→ WHAT YOU ARE ASKED TO DO
Repeat, without any change, the entries presented below.

(Stored items)
++++++

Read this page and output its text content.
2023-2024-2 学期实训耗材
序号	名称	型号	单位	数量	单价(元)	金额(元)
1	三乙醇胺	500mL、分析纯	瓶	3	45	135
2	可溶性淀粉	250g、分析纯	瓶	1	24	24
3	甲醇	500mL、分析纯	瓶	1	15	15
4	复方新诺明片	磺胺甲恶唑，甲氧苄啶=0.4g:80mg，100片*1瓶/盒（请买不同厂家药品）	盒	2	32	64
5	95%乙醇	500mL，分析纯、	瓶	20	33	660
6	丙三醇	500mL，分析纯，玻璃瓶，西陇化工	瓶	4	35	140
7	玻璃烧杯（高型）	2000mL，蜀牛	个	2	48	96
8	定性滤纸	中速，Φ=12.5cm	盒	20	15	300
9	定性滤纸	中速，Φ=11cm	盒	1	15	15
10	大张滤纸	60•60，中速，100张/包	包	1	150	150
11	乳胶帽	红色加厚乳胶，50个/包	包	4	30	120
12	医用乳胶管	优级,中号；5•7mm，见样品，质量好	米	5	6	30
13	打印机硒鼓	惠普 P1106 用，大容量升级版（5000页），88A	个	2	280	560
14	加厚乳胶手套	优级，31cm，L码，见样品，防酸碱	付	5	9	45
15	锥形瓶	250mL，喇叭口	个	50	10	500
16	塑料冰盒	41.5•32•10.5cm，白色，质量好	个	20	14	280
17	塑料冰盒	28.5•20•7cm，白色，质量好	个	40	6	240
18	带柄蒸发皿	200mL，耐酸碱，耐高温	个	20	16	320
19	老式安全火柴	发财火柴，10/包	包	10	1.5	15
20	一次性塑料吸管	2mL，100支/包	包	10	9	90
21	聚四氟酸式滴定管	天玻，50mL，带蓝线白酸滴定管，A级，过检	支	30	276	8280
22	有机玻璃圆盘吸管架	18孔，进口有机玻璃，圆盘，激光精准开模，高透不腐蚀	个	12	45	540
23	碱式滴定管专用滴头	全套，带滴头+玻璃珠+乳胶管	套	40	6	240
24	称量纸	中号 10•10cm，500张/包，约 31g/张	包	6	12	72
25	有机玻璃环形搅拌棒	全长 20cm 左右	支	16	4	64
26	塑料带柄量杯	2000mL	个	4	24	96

++++++

→ ANSWER IN FULL
Read this page and output its text content.
2023-2024-2 学期实训耗材
序号	名称	型号	单位	数量	单价(元)	金额(元)
1	三乙醇胺	500mL、分析纯	瓶	3	45	135
2	可溶性淀粉	250g、分析纯	瓶	1	24	24
3	甲醇	500mL、分析纯	瓶	1	15	15
4	复方新诺明片	磺胺甲恶唑，甲氧苄啶=0.4g:80mg，100片*1瓶/盒（请买不同厂家药品）	盒	2	32	64
5	95%乙醇	500mL，分析纯、	瓶	20	33	660
6	丙三醇	500mL，分析纯，玻璃瓶，西陇化工	瓶	4	35	140
7	玻璃烧杯（高型）	2000mL，蜀牛	个	2	48	96
8	定性滤纸	中速，Φ=12.5cm	盒	20	15	300
9	定性滤纸	中速，Φ=11cm	盒	1	15	15
10	大张滤纸	60•60，中速，100张/包	包	1	150	150
11	乳胶帽	红色加厚乳胶，50个/包	包	4	30	120
12	医用乳胶管	优级,中号；5•7mm，见样品，质量好	米	5	6	30
13	打印机硒鼓	惠普 P1106 用，大容量升级版（5000页），88A	个	2	280	560
14	加厚乳胶手套	优级，31cm，L码，见样品，防酸碱	付	5	9	45
15	锥形瓶	250mL，喇叭口	个	50	10	500
16	塑料冰盒	41.5•32•10.5cm，白色，质量好	个	20	14	280
17	塑料冰盒	28.5•20•7cm，白色，质量好	个	40	6	240
18	带柄蒸发皿	200mL，耐酸碱，耐高温	个	20	16	320
19	老式安全火柴	发财火柴，10/包	包	10	1.5	15
20	一次性塑料吸管	2mL，100支/包	包	10	9	90
21	聚四氟酸式滴定管	天玻，50mL，带蓝线白酸滴定管，A级，过检	支	30	276	8280
22	有机玻璃圆盘吸管架	18孔，进口有机玻璃，圆盘，激光精准开模，高透不腐蚀	个	12	45	540
23	碱式滴定管专用滴头	全套，带滴头+玻璃珠+乳胶管	套	40	6	240
24	称量纸	中号 10•10cm，500张/包，约 31g/张	包	6	12	72
25	有机玻璃环形搅拌棒	全长 20cm 左右	支	16	4	64
26	塑料带柄量杯	2000mL	个	4	24	96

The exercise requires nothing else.